# Datos proporcionados

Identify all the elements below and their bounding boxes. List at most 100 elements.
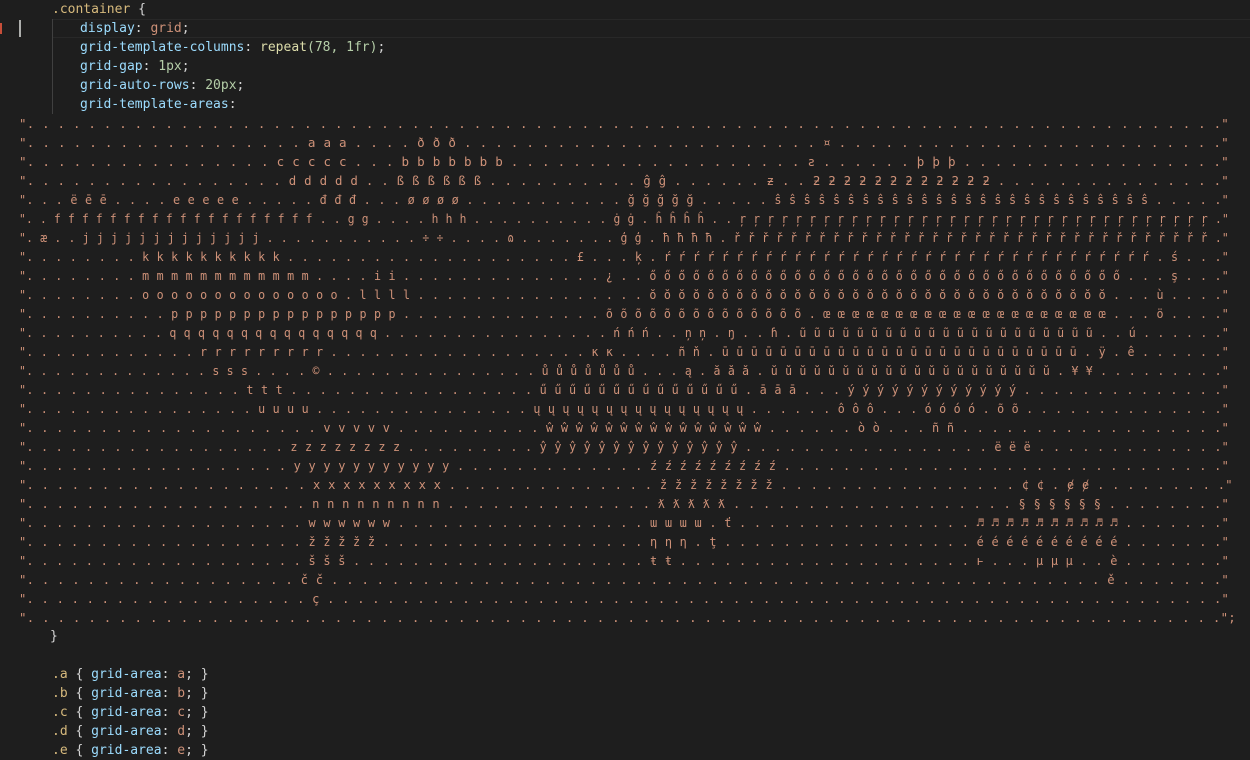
- grid-area-string: ". . . . . . . . . . . . . . . . . . . w…: [19, 515, 1229, 530]
- css-property: display: [80, 21, 135, 36]
- css-function-args: (78, 1fr): [307, 40, 378, 55]
- grid-area-row[interactable]: ". . . . . . . . . . . . . . . . u u u u…: [0, 399, 1250, 418]
- code-line[interactable]: .b { grid-area: b; }: [0, 684, 1250, 703]
- colon: :: [142, 59, 159, 74]
- grid-area-row[interactable]: ". . . . . . . . . . . . . . . . . . z z…: [0, 437, 1250, 456]
- current-line-highlight: [52, 19, 1250, 38]
- grid-area-row[interactable]: ". . . . . . . . . . . . . . . t t t . .…: [0, 380, 1250, 399]
- code-line-content: grid-template-areas:: [80, 95, 237, 114]
- close-brace: ; }: [185, 686, 209, 701]
- css-value: e: [177, 743, 186, 758]
- colon: :: [161, 705, 178, 720]
- css-value: a: [177, 667, 186, 682]
- open-brace: {: [67, 667, 92, 682]
- css-value: grid: [150, 21, 182, 36]
- code-line[interactable]: .a { grid-area: a; }: [0, 665, 1250, 684]
- code-line[interactable]: display: grid;: [0, 19, 1250, 38]
- grid-area-row[interactable]: ". . . . . . . . . . . . . . . . . . . n…: [0, 494, 1250, 513]
- grid-area-row[interactable]: ". . . . . . . . . . . . . . . . . . . ž…: [0, 532, 1250, 551]
- code-line[interactable]: }: [0, 627, 1250, 646]
- css-value: 20px: [205, 78, 237, 93]
- grid-area-row[interactable]: ". . . . . . . . . . . . . . . . . . . w…: [0, 513, 1250, 532]
- code-line[interactable]: grid-template-areas:: [0, 95, 1250, 114]
- css-rule: .e { grid-area: e; }: [52, 741, 209, 760]
- css-selector: .d: [52, 724, 68, 739]
- grid-area-string: ". . . ë ē ē . . . . e e e e e . . . . .…: [19, 192, 1229, 207]
- close-brace: ; }: [185, 743, 209, 758]
- grid-area-row[interactable]: ". . . . . . . . o o o o o o o o o o o o…: [0, 285, 1250, 304]
- grid-area-row[interactable]: ". . . . . . . . . . . . . . . . . . č č…: [0, 570, 1250, 589]
- css-value: d: [177, 724, 186, 739]
- grid-area-row[interactable]: ". . . . . . . . m m m m m m m m m m m m…: [0, 266, 1250, 285]
- grid-area-string: ". . . . . . . . . . . . . . . . . . z z…: [19, 439, 1229, 454]
- open-brace: {: [130, 2, 146, 17]
- grid-area-row[interactable]: ". . . . . . . . . . . . r r r r r r r r…: [0, 342, 1250, 361]
- grid-area-row[interactable]: ". . . . . . . . . . . . . . . . . . . .…: [0, 608, 1250, 627]
- grid-area-string: ". . . . . . . . . . . . . . . . . d d d…: [19, 173, 1229, 188]
- grid-area-row[interactable]: ". . . . . . . . . . . . . . . . . . . ç…: [0, 589, 1250, 608]
- code-editor[interactable]: .container {display: grid; grid-template-…: [0, 0, 1250, 758]
- code-line[interactable]: .d { grid-area: d; }: [0, 722, 1250, 741]
- grid-area-string: ". . . . . . . . . . q q q q q q q q q q…: [19, 325, 1229, 340]
- css-property: grid-area: [91, 686, 162, 701]
- open-brace: {: [67, 743, 92, 758]
- code-line-content: display: grid;: [80, 19, 190, 38]
- grid-area-string: ". . . . . . . . . . . . . . . . c c c c…: [19, 154, 1229, 169]
- css-selector: .container: [52, 2, 131, 17]
- grid-area-row[interactable]: ". . . ë ē ē . . . . e e e e e . . . . .…: [0, 190, 1250, 209]
- grid-area-row[interactable]: ". . . . . . . . . . . . . . . . . d d d…: [0, 171, 1250, 190]
- grid-area-string: ". . . . . . . . m m m m m m m m m m m m…: [19, 268, 1229, 283]
- grid-area-row[interactable]: ". . . . . . . . . . . . . . . . . . . .…: [0, 418, 1250, 437]
- code-line[interactable]: .container {: [0, 0, 1250, 19]
- grid-area-row[interactable]: ". . . . . . . . . . . . . . . . . . a a…: [0, 133, 1250, 152]
- grid-area-string: ". . . . . . . . . . . . . . . . . . č č…: [19, 572, 1229, 587]
- code-line[interactable]: .e { grid-area: e; }: [0, 741, 1250, 760]
- grid-area-row[interactable]: ". . . . . . . . . . . . . . . . . . . x…: [0, 475, 1250, 494]
- css-property: grid-area: [91, 724, 162, 739]
- colon: :: [161, 724, 178, 739]
- css-value: b: [177, 686, 186, 701]
- grid-area-string: ". . . . . . . . . . . . . . . . . . . š…: [19, 553, 1229, 568]
- code-line[interactable]: grid-gap: 1px;: [0, 57, 1250, 76]
- grid-area-string: ". . . . . . . . . . . . . . . . u u u u…: [19, 401, 1229, 416]
- grid-area-string: ". . . . . . . . . . . . r r r r r r r r…: [19, 344, 1229, 359]
- grid-area-row[interactable]: ". . . . . . . . . . q q q q q q q q q q…: [0, 323, 1250, 342]
- semicolon: ;: [181, 21, 190, 36]
- grid-area-row[interactable]: ". . . . . . . . . . . . . . . . c c c c…: [0, 152, 1250, 171]
- css-selector: .c: [52, 705, 68, 720]
- grid-area-string: ". . . . . . . . . . . . . . . . . . . ž…: [19, 534, 1229, 549]
- grid-area-string: ". æ . . j j j j j j j j j j j j j . . .…: [19, 230, 1229, 245]
- grid-area-string: ". . . . . . . . o o o o o o o o o o o o…: [19, 287, 1229, 302]
- code-line-content: grid-gap: 1px;: [80, 57, 190, 76]
- grid-area-string: ". . . . . . . . . . . . . . . . . . . .…: [19, 116, 1229, 131]
- css-function: repeat: [260, 40, 307, 55]
- grid-area-row[interactable]: ". . . . . . . . . . . . . . . . . . . š…: [0, 551, 1250, 570]
- grid-area-row[interactable]: ". . . . . . . . k k k k k k k k k k . .…: [0, 247, 1250, 266]
- css-property: grid-area: [91, 667, 162, 682]
- grid-area-string: ". . . . . . . . . . p p p p p p p p p p…: [19, 306, 1229, 321]
- grid-area-row[interactable]: ". . . . . . . . . . . . . s s s . . . .…: [0, 361, 1250, 380]
- code-line[interactable]: .c { grid-area: c; }: [0, 703, 1250, 722]
- grid-area-row[interactable]: ". . . . . . . . . . . . . . . . . . . .…: [0, 114, 1250, 133]
- code-line-content: grid-auto-rows: 20px;: [80, 76, 244, 95]
- grid-area-string: ". . . . . . . . k k k k k k k k k k . .…: [19, 249, 1229, 264]
- grid-area-string: ". . . . . . . . . . . . . . . . . . a a…: [19, 135, 1229, 150]
- grid-area-row[interactable]: ". . . . . . . . . . . . . . . . . . y y…: [0, 456, 1250, 475]
- grid-area-row[interactable]: ". æ . . j j j j j j j j j j j j j . . .…: [0, 228, 1250, 247]
- colon: :: [161, 667, 178, 682]
- grid-area-row[interactable]: ". . . . . . . . . . p p p p p p p p p p…: [0, 304, 1250, 323]
- grid-area-string: ". . . . . . . . . . . . . s s s . . . .…: [19, 363, 1229, 378]
- grid-area-string: ". . . . . . . . . . . . . . . . . . . x…: [19, 477, 1233, 492]
- code-line[interactable]: grid-auto-rows: 20px;: [0, 76, 1250, 95]
- grid-area-row[interactable]: ". . f f f f f f f f f f f f f f f f f f…: [0, 209, 1250, 228]
- code-line[interactable]: grid-template-columns: repeat(78, 1fr);: [0, 38, 1250, 57]
- grid-area-string: ". . f f f f f f f f f f f f f f f f f f…: [19, 211, 1229, 226]
- close-brace: ; }: [185, 724, 209, 739]
- semicolon: ;: [377, 40, 386, 55]
- code-line-content: grid-template-columns: repeat(78, 1fr);: [80, 38, 385, 57]
- colon: :: [189, 78, 206, 93]
- css-property: grid-auto-rows: [80, 78, 190, 93]
- indent-guide: [52, 76, 53, 95]
- colon: :: [244, 40, 261, 55]
- close-brace: ; }: [185, 705, 209, 720]
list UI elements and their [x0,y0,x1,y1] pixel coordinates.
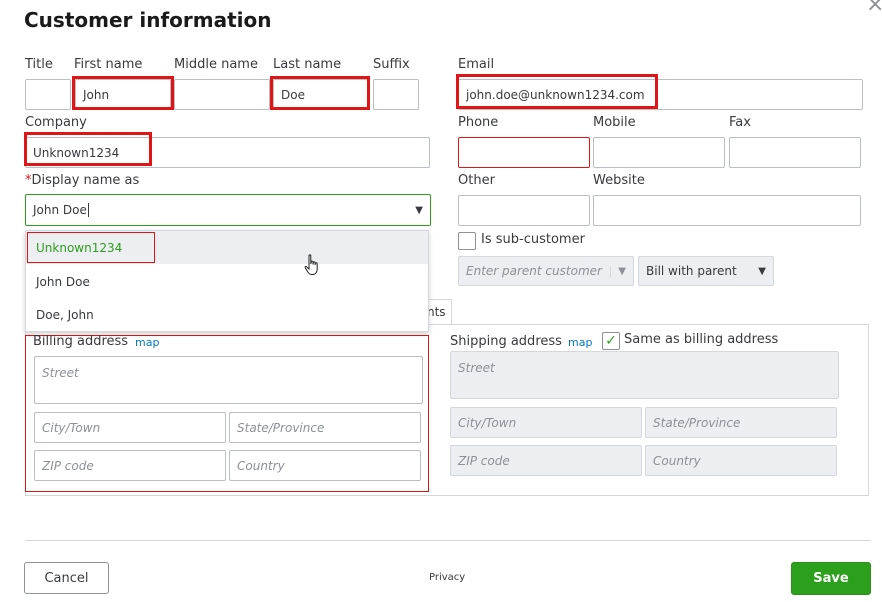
billing-zip-field[interactable]: ZIP code [34,450,226,481]
dialog-title: Customer information [24,8,272,32]
parent-customer-select[interactable]: Enter parent customer ▼ [458,256,634,286]
privacy-link[interactable]: Privacy [429,572,465,583]
chevron-down-icon: ▼ [758,265,766,277]
last-name-label: Last name [273,57,342,72]
suffix-label: Suffix [373,57,410,72]
other-field[interactable] [458,195,590,226]
bill-with-parent-value: Bill with parent [646,264,737,278]
same-as-billing-checkbox[interactable]: ✓ [602,332,620,350]
shipping-street-field[interactable]: Street [450,351,839,399]
company-label: Company [25,115,87,130]
hand-cursor-icon [304,254,318,275]
shipping-state-field[interactable]: State/Province [645,407,837,438]
website-field[interactable] [593,195,861,226]
phone-field[interactable] [458,137,590,168]
billing-street-field[interactable]: Street [34,356,423,404]
bill-with-parent-select[interactable]: Bill with parent ▼ [638,256,774,286]
billing-map-link[interactable]: map [135,336,159,349]
shipping-country-field[interactable]: Country [645,445,837,476]
shipping-city-field[interactable]: City/Town [450,407,642,438]
first-name-label: First name [74,57,143,72]
suffix-field[interactable] [373,79,419,110]
fax-field[interactable] [729,137,861,168]
dropdown-option-highlight [27,232,155,263]
phone-label: Phone [458,115,499,130]
display-name-label-text: Display name as [31,173,140,188]
website-label: Website [593,173,645,188]
billing-state-field[interactable]: State/Province [229,412,421,443]
email-highlight [456,74,658,109]
footer-divider [25,540,871,541]
middle-name-field[interactable] [174,79,270,110]
other-label: Other [458,173,495,188]
title-label: Title [25,57,53,72]
billing-address-title: Billing address [33,334,129,349]
close-icon[interactable]: × [866,0,882,16]
sub-customer-text: Is sub-customer [481,232,585,247]
title-field[interactable] [25,79,71,110]
email-label: Email [458,57,495,72]
display-name-combobox[interactable]: John Doe ▼ [25,194,431,226]
last-name-highlight [270,76,370,110]
company-highlight [24,132,152,166]
dropdown-option[interactable]: John Doe [26,265,428,298]
chevron-down-icon[interactable]: ▼ [415,205,423,216]
billing-city-field[interactable]: City/Town [34,412,226,443]
mobile-label: Mobile [593,115,636,130]
save-button[interactable]: Save [791,562,871,595]
middle-name-label: Middle name [174,57,258,72]
chevron-down-icon: ▼ [610,265,626,277]
fax-label: Fax [729,115,751,130]
mobile-field[interactable] [593,137,725,168]
display-name-value: John Doe [33,203,89,217]
cancel-button[interactable]: Cancel [24,562,109,594]
sub-customer-checkbox[interactable] [458,232,476,250]
parent-customer-placeholder: Enter parent customer [466,264,602,278]
shipping-address-title: Shipping address [450,334,562,349]
check-icon: ✓ [605,333,617,349]
same-as-billing-label: Same as billing address [624,332,779,347]
shipping-map-link[interactable]: map [568,336,592,349]
first-name-highlight [72,76,174,110]
display-name-dropdown: Unknown1234 John Doe Doe, John [25,230,429,332]
dropdown-option[interactable]: Doe, John [26,298,428,331]
display-name-label: *Display name as [25,173,139,188]
billing-country-field[interactable]: Country [229,450,421,481]
shipping-zip-field[interactable]: ZIP code [450,445,642,476]
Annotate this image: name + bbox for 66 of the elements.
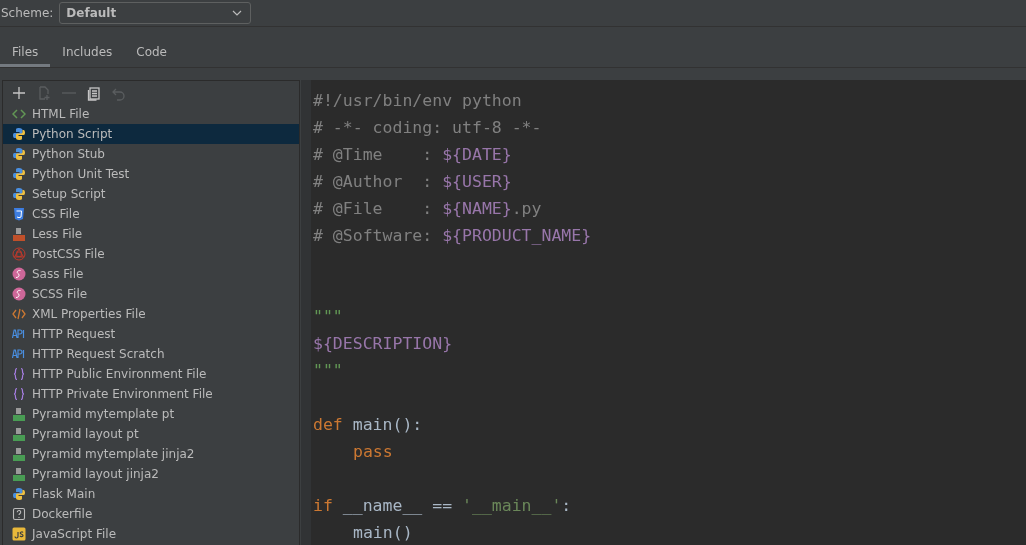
code-line: if __name__ == '__main__': xyxy=(313,495,573,517)
code-line: # @Author : ${USER} xyxy=(313,171,513,193)
template-item[interactable]: Pyramid layout pt xyxy=(3,424,299,444)
template-item[interactable]: HTTP Public Environment File xyxy=(3,364,299,384)
template-item[interactable]: Pyramid mytemplate pt xyxy=(3,404,299,424)
sass-icon xyxy=(12,287,26,301)
code-line: """ xyxy=(313,360,344,382)
angle-brackets-icon xyxy=(12,107,26,121)
plus-icon xyxy=(11,84,27,101)
template-item[interactable]: CSS File xyxy=(3,204,299,224)
template-item[interactable]: Pyramid mytemplate jinja2 xyxy=(3,444,299,464)
code-line: ${DESCRIPTION} xyxy=(313,333,454,355)
template-item[interactable]: Sass File xyxy=(3,264,299,284)
template-item[interactable]: HTTP Private Environment File xyxy=(3,384,299,404)
template-item[interactable]: HTTP Request Scratch xyxy=(3,344,299,364)
code-line: # @Time : ${DATE} xyxy=(313,144,513,166)
python-icon xyxy=(12,487,26,501)
file-icon xyxy=(12,427,26,441)
code-line: main() xyxy=(352,522,414,544)
api-icon xyxy=(12,347,26,361)
question-icon xyxy=(12,507,26,521)
template-item[interactable]: Pyramid layout jinja2 xyxy=(3,464,299,484)
new-file-icon xyxy=(36,84,52,101)
code-line: # @Software: ${PRODUCT_NAME} xyxy=(313,225,592,247)
code-line: #!/usr/bin/env python xyxy=(313,90,523,112)
template-item[interactable]: JavaScript File xyxy=(3,524,299,544)
code-line: # @File : ${NAME}.py xyxy=(313,198,543,220)
file-icon xyxy=(12,447,26,461)
file-icon xyxy=(12,227,26,241)
api-icon xyxy=(12,327,26,341)
postcss-icon xyxy=(12,247,26,261)
code-line: # -*- coding: utf-8 -*- xyxy=(313,117,543,139)
scheme-dropdown[interactable]: Default xyxy=(59,2,252,24)
tab[interactable]: Files xyxy=(0,39,51,67)
curly-braces-icon xyxy=(12,387,26,401)
template-item[interactable]: Python Unit Test xyxy=(3,164,299,184)
scheme-label: Scheme: xyxy=(1,6,54,20)
python-icon xyxy=(12,127,26,141)
template-item[interactable]: HTTP Request xyxy=(3,324,299,344)
file-icon xyxy=(12,467,26,481)
tab[interactable]: Code xyxy=(124,39,179,67)
template-item[interactable]: Dockerfile xyxy=(3,504,299,524)
template-item[interactable]: SCSS File xyxy=(3,284,299,304)
template-item[interactable]: PostCSS File xyxy=(3,244,299,264)
css-icon xyxy=(12,207,26,221)
sass-icon xyxy=(12,267,26,281)
copy-icon xyxy=(86,84,102,101)
tab[interactable]: Includes xyxy=(50,39,125,67)
python-icon xyxy=(12,167,26,181)
template-item[interactable]: Python Stub xyxy=(3,144,299,164)
template-item[interactable]: Python Script xyxy=(3,124,299,144)
js-icon xyxy=(12,527,26,541)
template-item[interactable]: Flask Main xyxy=(3,484,299,504)
python-icon xyxy=(12,187,26,201)
code-line: """ xyxy=(313,306,344,328)
template-item[interactable]: HTML File xyxy=(3,104,299,124)
python-icon xyxy=(12,147,26,161)
chevron-down-icon xyxy=(232,10,243,16)
code-tag-icon xyxy=(12,307,26,321)
template-item[interactable]: Setup Script xyxy=(3,184,299,204)
code-line: pass xyxy=(352,441,394,463)
code-line: def main(): xyxy=(313,414,424,436)
template-item[interactable]: Less File xyxy=(3,224,299,244)
template-item[interactable]: XML Properties File xyxy=(3,304,299,324)
curly-braces-icon xyxy=(12,367,26,381)
file-icon xyxy=(12,407,26,421)
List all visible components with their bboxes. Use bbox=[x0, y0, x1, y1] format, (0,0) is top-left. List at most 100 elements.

# Objetivo indicado
Reproduce sin ningún cambio las líneas del material de arriba, empezando por la que contiene "code-line: if __name__" y siguiendo hasta la que contiene "template-item[interactable]: JavaScript File", ambas incluidas.

# Respuesta al ejercicio
code-line: if __name__ == '__main__': xyxy=(313,495,573,517)
code-line: # @Author : ${USER} xyxy=(313,171,513,193)
template-item[interactable]: Pyramid layout pt xyxy=(3,424,299,444)
template-item[interactable]: HTTP Public Environment File xyxy=(3,364,299,384)
template-item[interactable]: Pyramid mytemplate pt xyxy=(3,404,299,424)
sass-icon xyxy=(12,287,26,301)
code-line: """ xyxy=(313,360,344,382)
angle-brackets-icon xyxy=(12,107,26,121)
plus-icon xyxy=(11,84,27,101)
template-item[interactable]: CSS File xyxy=(3,204,299,224)
template-item[interactable]: Pyramid mytemplate jinja2 xyxy=(3,444,299,464)
code-line: ${DESCRIPTION} xyxy=(313,333,454,355)
template-item[interactable]: Sass File xyxy=(3,264,299,284)
template-item[interactable]: HTTP Private Environment File xyxy=(3,384,299,404)
template-item[interactable]: HTTP Request Scratch xyxy=(3,344,299,364)
code-line: # @Time : ${DATE} xyxy=(313,144,513,166)
python-icon xyxy=(12,487,26,501)
file-icon xyxy=(12,427,26,441)
code-line: main() xyxy=(352,522,414,544)
api-icon xyxy=(12,347,26,361)
question-icon xyxy=(12,507,26,521)
template-item[interactable]: Pyramid layout jinja2 xyxy=(3,464,299,484)
new-file-icon xyxy=(36,84,52,101)
code-line: # @Software: ${PRODUCT_NAME} xyxy=(313,225,592,247)
code-line: #!/usr/bin/env python xyxy=(313,90,523,112)
template-item[interactable]: JavaScript File xyxy=(3,524,299,544)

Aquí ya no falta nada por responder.